→ GOALS
a) In the passage about Mahser, what is the village's official name?
b) From the passage about Mahser, set down word for word the part that begins at the words "It’s 10 a.m." and stops after the words "echoing in the distance.".
c) Resume the passage about Mahser from where it stops.

→ TEXT PASSAGE
Around 7 p.m. a bell rings. We follow the people wandering outside to a van that has just arrived. Two men in the back scoop lentil stew from an enormous metal pot onto flimsy plastic plates.
That night we drive out to Mahser, the last village before the Syrian border—and the raging war beyond it.
A sign says “Çaykara.” The village’s local name is Mahser, but officially it is Çaykara—like all Kurdish settlements in Turkey, it had its name changed during the previous century as part of the government-enforced Turkification process.
We are now a mere kilometer from Syria. In the village, I spot a friend. She is perched on a block of concrete where someone has painted the word “Kobani” in the Kurdish colors of green, red, and yellow. My friend, like myself, is something of a nomad. She has a long-held interest in Kurdistan and the wider Middle East, and has been writing a blog about the region for some years under the pseudonym “Iris.”
Iris is watching the Kobani skyline, just visible in the distance. “We always meet in interesting places,” I tell her, just as a fiery mushroom cloud sprouts from the horizon, accompanied by a mighty boom. My heart drops through the floor.
When they hear us speaking English, a crowd of men gather and begin firing questions. Iris speaks Turkish more or less fluently and has a working knowledge of Kurdish. I let her do the talking.
We’re invited to drink tea by some of the men. We follow them through the village and enter a small room where about fifteen men sit on the floor. They each stand to greet us, and motion for us to sit.
“Parti mi?” Iris asks.
All the men around us nod slowly. Iris points to a sign on the wall advertising the HDP—the Peoples’ Democratic Party, a Kurdish left-wing political party in Turkey. “HDP?”
The man closest to us looks at her. “Actually, we are all PKK,” he says.
The Kurdistan Workers’ Party, or PKK, is a notorious Kurdish political organization. From 1984 to 1999, the party fought an armed struggle to establish an independent Kurdistan within Turkish territory. Since the capture of PKK leader Abdullah Ocalan in 1999, and his subsequent shift in political views, the organization has moved away from its Marxist-Leninist roots and recast itself as a nonhierarchical social movement working on behalf of autonomy and rights for all minorities. Despite its more moderate approach in recent years, the PKK remains on the Turkish, EU, and US terrorist lists.
Iris decides this is a fantastic time to quiz the men about Ocalan, who is still the party’s leader—and still inside a Turkish island prison somewhere in the Sea of Marmara. In recent years Ocalan has come out in favor of environmental protection, gender equality, and rights for LGBT and ethnic minorities. So what explains the discrepancy, Iris asks, between those progressive views and what she’s seeing on the ground—nonrecyclable plastic dishes, women doing most of the housework, entrenched patriarchal views?
The man nearest us nods slowly, politely considering this criticism. “You know,” he says, “these things take time.”
It’s 10 a.m. sharp. Men, women, and children gather by the line of red tape that separates the village from a field—the only thing between them and the Kalashnikov fire echoing in the distance.
A semicircle forms and quickly expands. This is the daily demonstration, a show of solidarity with the PKK and YPG (Syrian Kurdish militia) forces fighting right across the border. “Freedom to Kurdistan! Freedom to Kobani!” the crowd shouts in unison. “We are PKK, PKK is us! We are YPG, YPG is us!”

→ DATA LINES

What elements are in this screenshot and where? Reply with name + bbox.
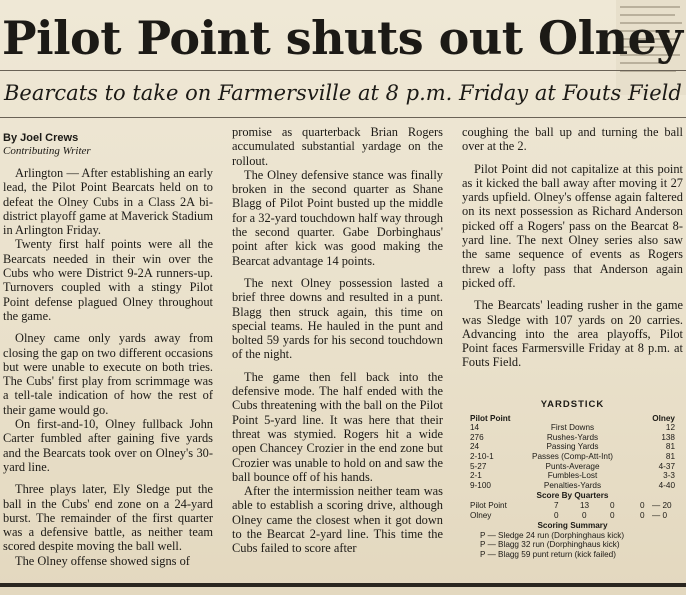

→ RESPONSES BY TASK
a) Çaykara

b)
It’s 10 a.m. sharp. Men, women, and children gather by the line of red tape that separates the village from a field—the only thing between them and the Kalashnikov fire echoing in the distance.

c)
The crowd goes on to recite a string of other well-rehearsed slogans that I can neither understand nor follow. After they’ve run out of chants, they extend their well-wishes to the fighters and, at the very end, to Apo—their affectionate nickname for Ocalan.
I hear gunfire ricochet through the streets beyond the field. What can it be like over there? I’ve heard that around 7,000 civilians chose to stay in the city when the Islamic State began its assault.
I meet a woman just before leaving Mahser. She’s from Kobani and doesn’t speak Turkish, but somehow we’re able to communicate through basic words and gestures. The woman tells me she has three sons fighting in Kobani. Her eyes remain fixed on the hazy outline of the city, as if she hopes to catch sight of them.
While I watched the war from across the field, Italian journalist Francesca Borri was trying to escape it.
Several days earlier, Francesca had been smuggled over the Syrian border into Kobani. She had left after coming under mortar fire from the Islamic State. “The point is not getting in, as usual,” Francesca tells me when we meet up in Suruç. “The point is getting out.” She says she was refused reentry into Turkey by Turkish border guards, who told her, “No, no, you went to Kobani. You have Kurdish friends, stay with them!”
I ask her about the civilians inside the city she just left. So far, they’re doing alright, she says: the Kurdish fighters look after them, and they are staying in their own homes on one side of the city. Around half are children. “I mean, of course, it’s a war,” Francesca says. “Kobani isn’t Paris. But I would say that compared to other wars, it’s a good situation for civilians.”
Francesca describes three levels of fighting inside Kobani—Kalashnikov fire exchanged on the frontline, heavy artillery shells lobbed into the city by the Peshmerga (Kurdish Iraqi forces who have entered Syria to assist in the fight against the Islamic State), and aerial bombardment by the US-led coalition. “The battle is mortar fire and rocket fire from one extreme to the other of the city, so you just stay in the middle—and if you’re lucky, nothing is dropped on your head.”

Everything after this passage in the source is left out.